→ Do this:
Images embedded in the records are excluded; print everything else exactly as given.

→ Information given:

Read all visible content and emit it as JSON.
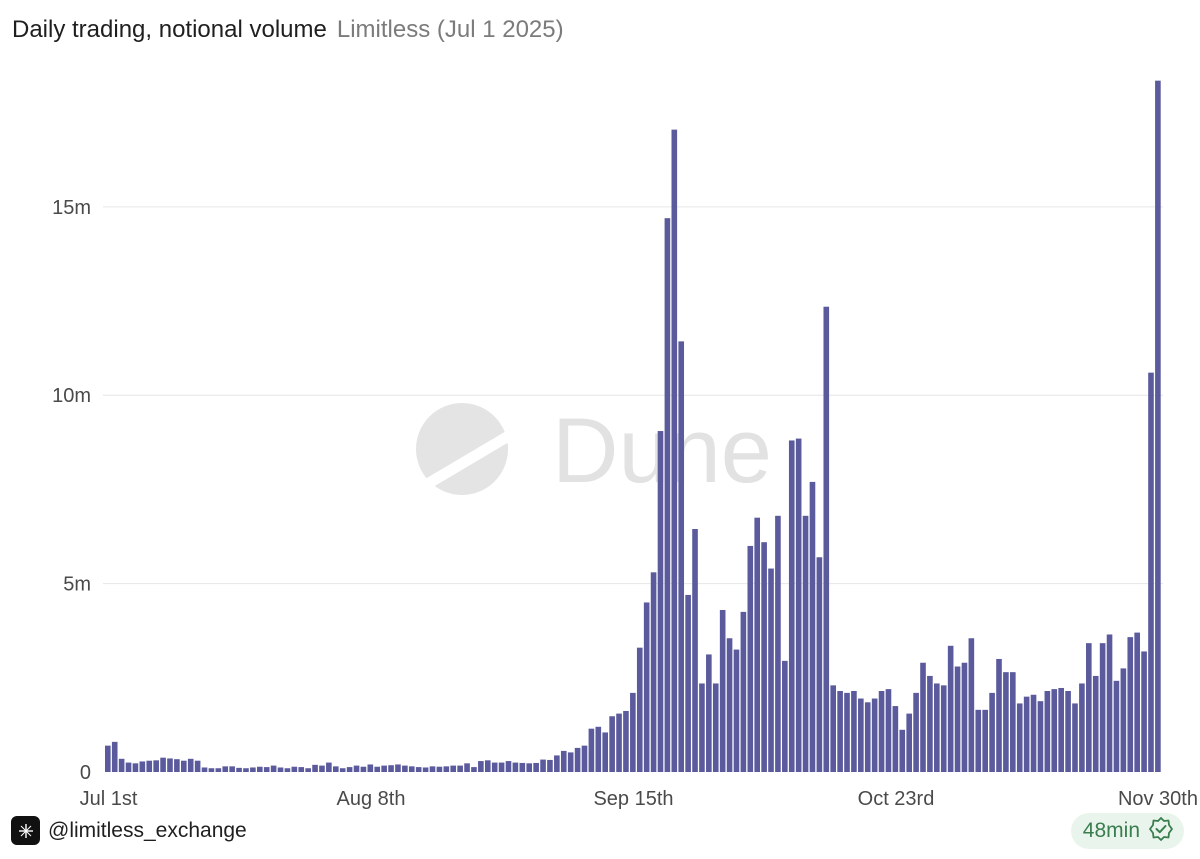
{
  "header": {
    "title": "Daily trading, notional volume",
    "subtitle": "Limitless (Jul 1 2025)"
  },
  "watermark": {
    "text": "Dune"
  },
  "footer": {
    "handle": "@limitless_exchange",
    "age": "48min",
    "logo_icon": "x-logo-icon",
    "status_icon": "verified-check-icon"
  },
  "colors": {
    "bar": "#5b5a9c",
    "badge_bg": "#e9f5ec",
    "badge_text": "#3a7d4f"
  },
  "chart_data": {
    "type": "bar",
    "title": "Daily trading, notional volume",
    "xlabel": "",
    "ylabel": "",
    "ylim": [
      0,
      18500000
    ],
    "grid": true,
    "yticks": [
      {
        "value": 0,
        "label": "0"
      },
      {
        "value": 5000000,
        "label": "5m"
      },
      {
        "value": 10000000,
        "label": "10m"
      },
      {
        "value": 15000000,
        "label": "15m"
      }
    ],
    "xticks": [
      {
        "index": 0,
        "label": "Jul 1st"
      },
      {
        "index": 38,
        "label": "Aug 8th"
      },
      {
        "index": 76,
        "label": "Sep 15th"
      },
      {
        "index": 114,
        "label": "Oct 23rd"
      },
      {
        "index": 152,
        "label": "Nov 30th"
      }
    ],
    "values": [
      700000,
      800000,
      350000,
      250000,
      230000,
      280000,
      300000,
      310000,
      380000,
      360000,
      340000,
      300000,
      350000,
      300000,
      120000,
      100000,
      100000,
      150000,
      150000,
      110000,
      100000,
      120000,
      140000,
      130000,
      170000,
      120000,
      100000,
      140000,
      130000,
      100000,
      190000,
      170000,
      250000,
      150000,
      100000,
      130000,
      170000,
      140000,
      200000,
      140000,
      170000,
      180000,
      200000,
      170000,
      150000,
      130000,
      120000,
      150000,
      140000,
      150000,
      170000,
      170000,
      230000,
      130000,
      290000,
      310000,
      250000,
      250000,
      290000,
      250000,
      240000,
      230000,
      240000,
      330000,
      320000,
      440000,
      560000,
      520000,
      640000,
      700000,
      1150000,
      1200000,
      1050000,
      1480000,
      1550000,
      1620000,
      2100000,
      3300000,
      4500000,
      5300000,
      9050000,
      14700000,
      17050000,
      11430000,
      4700000,
      6450000,
      2350000,
      3120000,
      2350000,
      4300000,
      3550000,
      3250000,
      4250000,
      6000000,
      6750000,
      6100000,
      5400000,
      6800000,
      2950000,
      8800000,
      8850000,
      6800000,
      7700000,
      5700000,
      12350000,
      2300000,
      2150000,
      2100000,
      2150000,
      1950000,
      1850000,
      1950000,
      2150000,
      2200000,
      1750000,
      1120000,
      1550000,
      2100000,
      2900000,
      2550000,
      2350000,
      2300000,
      3350000,
      2800000,
      2900000,
      3550000,
      1650000,
      1650000,
      2100000,
      3000000,
      2650000,
      2650000,
      1820000,
      2000000,
      2050000,
      1880000,
      2150000,
      2200000,
      2230000,
      2150000,
      1820000,
      2350000,
      3420000,
      2550000,
      3420000,
      3650000,
      2420000,
      2750000,
      3580000,
      3700000,
      3200000,
      10600000,
      18350000
    ]
  }
}
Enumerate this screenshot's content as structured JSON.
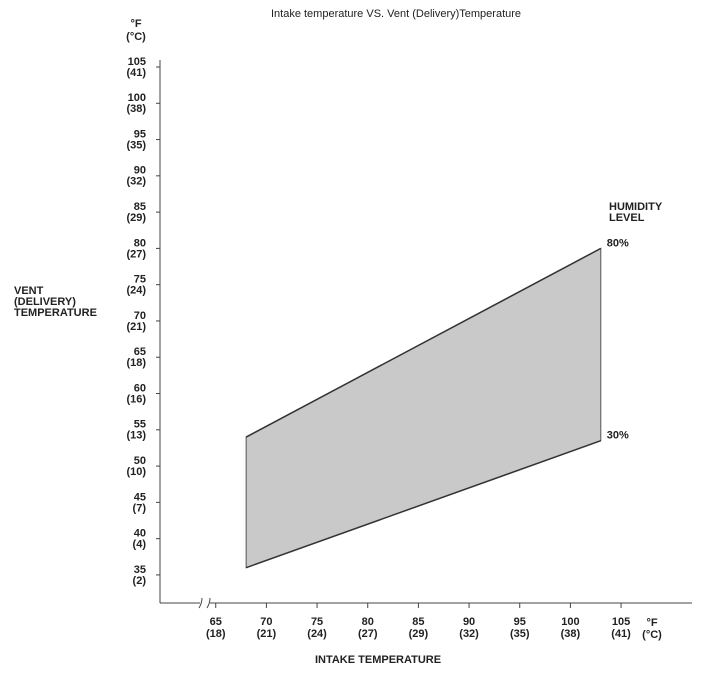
{
  "chart_data": {
    "type": "band",
    "title": "Intake temperature VS. Vent (Delivery)Temperature",
    "y_label": [
      "VENT",
      "(DELIVERY)",
      "TEMPERATURE"
    ],
    "x_label": "INTAKE TEMPERATURE",
    "y_unit": "°F",
    "y_unit_sub": "(°C)",
    "x_unit": "°F",
    "x_unit_sub": "(°C)",
    "legend_title": [
      "HUMIDITY",
      "LEVEL"
    ],
    "x": [
      68,
      103
    ],
    "series": [
      {
        "name": "80%",
        "color": "#333333",
        "values": [
          54,
          80
        ]
      },
      {
        "name": "30%",
        "color": "#333333",
        "values": [
          36,
          53.5
        ]
      }
    ],
    "fill_color": "#c9c9c9",
    "xlim": [
      59.5,
      112
    ],
    "ylim": [
      34.3,
      105
    ],
    "xticks": [
      {
        "value": 65,
        "label": "65",
        "sublabel": "(18)"
      },
      {
        "value": 70,
        "label": "70",
        "sublabel": "(21)"
      },
      {
        "value": 75,
        "label": "75",
        "sublabel": "(24)"
      },
      {
        "value": 80,
        "label": "80",
        "sublabel": "(27)"
      },
      {
        "value": 85,
        "label": "85",
        "sublabel": "(29)"
      },
      {
        "value": 90,
        "label": "90",
        "sublabel": "(32)"
      },
      {
        "value": 95,
        "label": "95",
        "sublabel": "(35)"
      },
      {
        "value": 100,
        "label": "100",
        "sublabel": "(38)"
      },
      {
        "value": 105,
        "label": "105",
        "sublabel": "(41)"
      }
    ],
    "yticks": [
      {
        "value": 105,
        "label": "105",
        "sublabel": "(41)"
      },
      {
        "value": 100,
        "label": "100",
        "sublabel": "(38)"
      },
      {
        "value": 95,
        "label": "95",
        "sublabel": "(35)"
      },
      {
        "value": 90,
        "label": "90",
        "sublabel": "(32)"
      },
      {
        "value": 85,
        "label": "85",
        "sublabel": "(29)"
      },
      {
        "value": 80,
        "label": "80",
        "sublabel": "(27)"
      },
      {
        "value": 75,
        "label": "75",
        "sublabel": "(24)"
      },
      {
        "value": 70,
        "label": "70",
        "sublabel": "(21)"
      },
      {
        "value": 65,
        "label": "65",
        "sublabel": "(18)"
      },
      {
        "value": 60,
        "label": "60",
        "sublabel": "(16)"
      },
      {
        "value": 55,
        "label": "55",
        "sublabel": "(13)"
      },
      {
        "value": 50,
        "label": "50",
        "sublabel": "(10)"
      },
      {
        "value": 45,
        "label": "45",
        "sublabel": "(7)"
      },
      {
        "value": 40,
        "label": "40",
        "sublabel": "(4)"
      },
      {
        "value": 35,
        "label": "35",
        "sublabel": "(2)"
      }
    ]
  }
}
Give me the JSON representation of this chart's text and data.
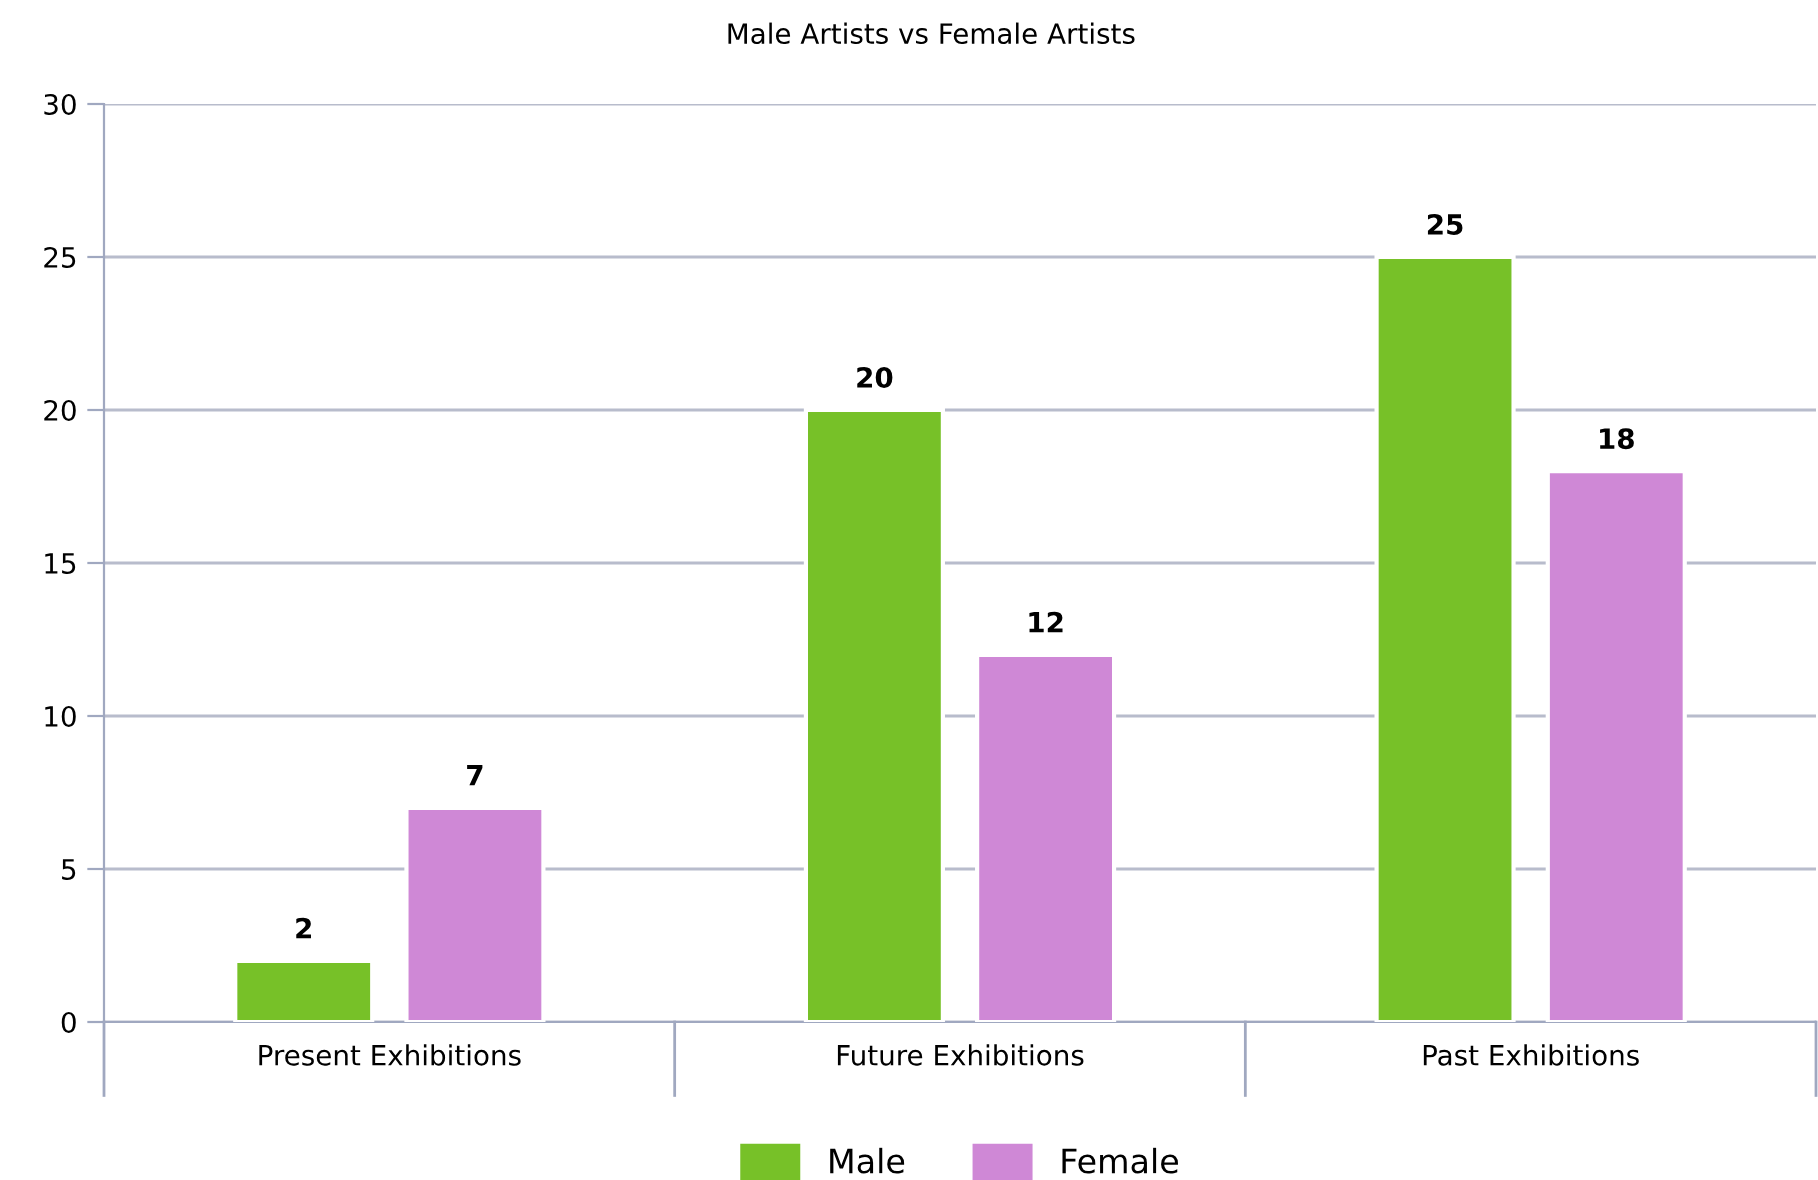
{
  "chart_data": {
    "type": "bar",
    "title": "Male Artists vs Female Artists",
    "categories": [
      "Present Exhibitions",
      "Future Exhibitions",
      "Past Exhibitions"
    ],
    "series": [
      {
        "name": "Male",
        "color": "#77c128",
        "values": [
          2,
          20,
          25
        ]
      },
      {
        "name": "Female",
        "color": "#cf88d6",
        "values": [
          7,
          12,
          18
        ]
      }
    ],
    "ylim": [
      0,
      30
    ],
    "yticks": [
      0,
      5,
      10,
      15,
      20,
      25,
      30
    ],
    "grid": "y",
    "legend": "bottom",
    "data_labels": true
  }
}
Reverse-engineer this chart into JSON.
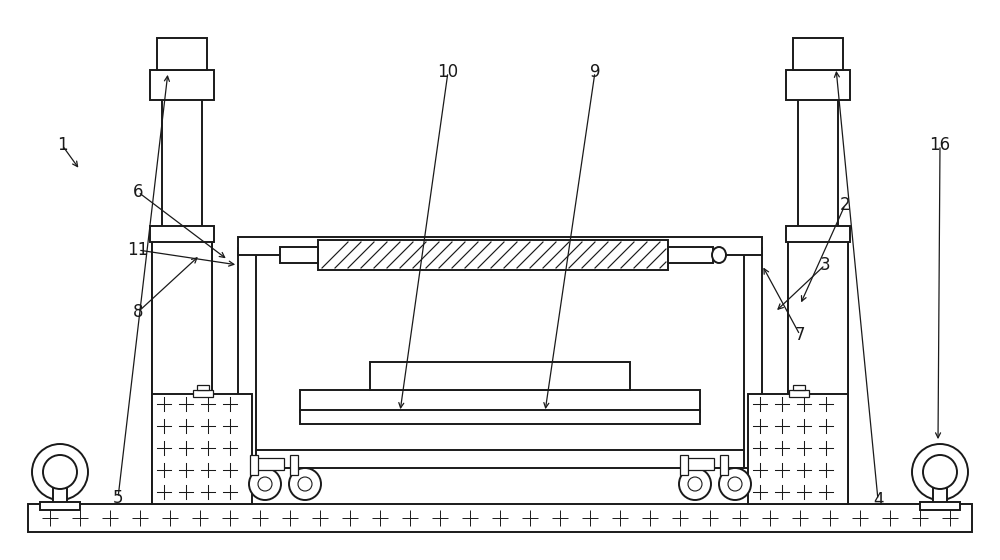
{
  "bg_color": "#ffffff",
  "lc": "#1a1a1a",
  "lw": 1.4,
  "figsize": [
    10.0,
    5.6
  ],
  "dpi": 100,
  "annotations": [
    [
      "1",
      62,
      415,
      80,
      390
    ],
    [
      "2",
      845,
      355,
      800,
      255
    ],
    [
      "3",
      825,
      295,
      775,
      248
    ],
    [
      "4",
      878,
      60,
      836,
      492
    ],
    [
      "5",
      118,
      62,
      168,
      488
    ],
    [
      "6",
      138,
      368,
      228,
      300
    ],
    [
      "7",
      800,
      225,
      762,
      295
    ],
    [
      "8",
      138,
      248,
      200,
      305
    ],
    [
      "9",
      595,
      488,
      545,
      148
    ],
    [
      "10",
      448,
      488,
      400,
      148
    ],
    [
      "11",
      138,
      310,
      238,
      295
    ],
    [
      "16",
      940,
      415,
      938,
      118
    ]
  ]
}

→ Complete answer:
Read all visible content and emit it as JSON.
{
  "header": {
    "title": "Daily trading, notional volume",
    "subtitle": "Limitless (Jul 1 2025)"
  },
  "watermark": {
    "text": "Dune"
  },
  "footer": {
    "handle": "@limitless_exchange",
    "age": "48min",
    "logo_icon": "x-logo-icon",
    "status_icon": "verified-check-icon"
  },
  "colors": {
    "bar": "#5b5a9c",
    "badge_bg": "#e9f5ec",
    "badge_text": "#3a7d4f"
  },
  "chart_data": {
    "type": "bar",
    "title": "Daily trading, notional volume",
    "xlabel": "",
    "ylabel": "",
    "ylim": [
      0,
      18500000
    ],
    "grid": true,
    "yticks": [
      {
        "value": 0,
        "label": "0"
      },
      {
        "value": 5000000,
        "label": "5m"
      },
      {
        "value": 10000000,
        "label": "10m"
      },
      {
        "value": 15000000,
        "label": "15m"
      }
    ],
    "xticks": [
      {
        "index": 0,
        "label": "Jul 1st"
      },
      {
        "index": 38,
        "label": "Aug 8th"
      },
      {
        "index": 76,
        "label": "Sep 15th"
      },
      {
        "index": 114,
        "label": "Oct 23rd"
      },
      {
        "index": 152,
        "label": "Nov 30th"
      }
    ],
    "values": [
      700000,
      800000,
      350000,
      250000,
      230000,
      280000,
      300000,
      310000,
      380000,
      360000,
      340000,
      300000,
      350000,
      300000,
      120000,
      100000,
      100000,
      150000,
      150000,
      110000,
      100000,
      120000,
      140000,
      130000,
      170000,
      120000,
      100000,
      140000,
      130000,
      100000,
      190000,
      170000,
      250000,
      150000,
      100000,
      130000,
      170000,
      140000,
      200000,
      140000,
      170000,
      180000,
      200000,
      170000,
      150000,
      130000,
      120000,
      150000,
      140000,
      150000,
      170000,
      170000,
      230000,
      130000,
      290000,
      310000,
      250000,
      250000,
      290000,
      250000,
      240000,
      230000,
      240000,
      330000,
      320000,
      440000,
      560000,
      520000,
      640000,
      700000,
      1150000,
      1200000,
      1050000,
      1480000,
      1550000,
      1620000,
      2100000,
      3300000,
      4500000,
      5300000,
      9050000,
      14700000,
      17050000,
      11430000,
      4700000,
      6450000,
      2350000,
      3120000,
      2350000,
      4300000,
      3550000,
      3250000,
      4250000,
      6000000,
      6750000,
      6100000,
      5400000,
      6800000,
      2950000,
      8800000,
      8850000,
      6800000,
      7700000,
      5700000,
      12350000,
      2300000,
      2150000,
      2100000,
      2150000,
      1950000,
      1850000,
      1950000,
      2150000,
      2200000,
      1750000,
      1120000,
      1550000,
      2100000,
      2900000,
      2550000,
      2350000,
      2300000,
      3350000,
      2800000,
      2900000,
      3550000,
      1650000,
      1650000,
      2100000,
      3000000,
      2650000,
      2650000,
      1820000,
      2000000,
      2050000,
      1880000,
      2150000,
      2200000,
      2230000,
      2150000,
      1820000,
      2350000,
      3420000,
      2550000,
      3420000,
      3650000,
      2420000,
      2750000,
      3580000,
      3700000,
      3200000,
      10600000,
      18350000
    ]
  }
}
Enumerate this screenshot's content as structured JSON.
{
  "chart_data": {
    "type": "band",
    "title": "Intake temperature VS. Vent (Delivery)Temperature",
    "y_label": [
      "VENT",
      "(DELIVERY)",
      "TEMPERATURE"
    ],
    "x_label": "INTAKE TEMPERATURE",
    "y_unit": "°F",
    "y_unit_sub": "(°C)",
    "x_unit": "°F",
    "x_unit_sub": "(°C)",
    "legend_title": [
      "HUMIDITY",
      "LEVEL"
    ],
    "x": [
      68,
      103
    ],
    "series": [
      {
        "name": "80%",
        "color": "#333333",
        "values": [
          54,
          80
        ]
      },
      {
        "name": "30%",
        "color": "#333333",
        "values": [
          36,
          53.5
        ]
      }
    ],
    "fill_color": "#c9c9c9",
    "xlim": [
      59.5,
      112
    ],
    "ylim": [
      34.3,
      105
    ],
    "xticks": [
      {
        "value": 65,
        "label": "65",
        "sublabel": "(18)"
      },
      {
        "value": 70,
        "label": "70",
        "sublabel": "(21)"
      },
      {
        "value": 75,
        "label": "75",
        "sublabel": "(24)"
      },
      {
        "value": 80,
        "label": "80",
        "sublabel": "(27)"
      },
      {
        "value": 85,
        "label": "85",
        "sublabel": "(29)"
      },
      {
        "value": 90,
        "label": "90",
        "sublabel": "(32)"
      },
      {
        "value": 95,
        "label": "95",
        "sublabel": "(35)"
      },
      {
        "value": 100,
        "label": "100",
        "sublabel": "(38)"
      },
      {
        "value": 105,
        "label": "105",
        "sublabel": "(41)"
      }
    ],
    "yticks": [
      {
        "value": 105,
        "label": "105",
        "sublabel": "(41)"
      },
      {
        "value": 100,
        "label": "100",
        "sublabel": "(38)"
      },
      {
        "value": 95,
        "label": "95",
        "sublabel": "(35)"
      },
      {
        "value": 90,
        "label": "90",
        "sublabel": "(32)"
      },
      {
        "value": 85,
        "label": "85",
        "sublabel": "(29)"
      },
      {
        "value": 80,
        "label": "80",
        "sublabel": "(27)"
      },
      {
        "value": 75,
        "label": "75",
        "sublabel": "(24)"
      },
      {
        "value": 70,
        "label": "70",
        "sublabel": "(21)"
      },
      {
        "value": 65,
        "label": "65",
        "sublabel": "(18)"
      },
      {
        "value": 60,
        "label": "60",
        "sublabel": "(16)"
      },
      {
        "value": 55,
        "label": "55",
        "sublabel": "(13)"
      },
      {
        "value": 50,
        "label": "50",
        "sublabel": "(10)"
      },
      {
        "value": 45,
        "label": "45",
        "sublabel": "(7)"
      },
      {
        "value": 40,
        "label": "40",
        "sublabel": "(4)"
      },
      {
        "value": 35,
        "label": "35",
        "sublabel": "(2)"
      }
    ]
  }
}
Give me the JSON representation of this chart's text and data.
{
  "chart_data": {
    "type": "bar",
    "title": "Male Artists vs Female Artists",
    "categories": [
      "Present Exhibitions",
      "Future Exhibitions",
      "Past Exhibitions"
    ],
    "series": [
      {
        "name": "Male",
        "color": "#77c128",
        "values": [
          2,
          20,
          25
        ]
      },
      {
        "name": "Female",
        "color": "#cf88d6",
        "values": [
          7,
          12,
          18
        ]
      }
    ],
    "ylim": [
      0,
      30
    ],
    "yticks": [
      0,
      5,
      10,
      15,
      20,
      25,
      30
    ],
    "grid": "y",
    "legend": "bottom",
    "data_labels": true
  }
}
Reverse-engineer this chart into JSON.
{
  "bg_color": "#ffffff",
  "lc": "#1a1a1a",
  "lw": 1.4,
  "figsize": [
    10.0,
    5.6
  ],
  "dpi": 100,
  "annotations": [
    [
      "1",
      62,
      415,
      80,
      390
    ],
    [
      "2",
      845,
      355,
      800,
      255
    ],
    [
      "3",
      825,
      295,
      775,
      248
    ],
    [
      "4",
      878,
      60,
      836,
      492
    ],
    [
      "5",
      118,
      62,
      168,
      488
    ],
    [
      "6",
      138,
      368,
      228,
      300
    ],
    [
      "7",
      800,
      225,
      762,
      295
    ],
    [
      "8",
      138,
      248,
      200,
      305
    ],
    [
      "9",
      595,
      488,
      545,
      148
    ],
    [
      "10",
      448,
      488,
      400,
      148
    ],
    [
      "11",
      138,
      310,
      238,
      295
    ],
    [
      "16",
      940,
      415,
      938,
      118
    ]
  ]
}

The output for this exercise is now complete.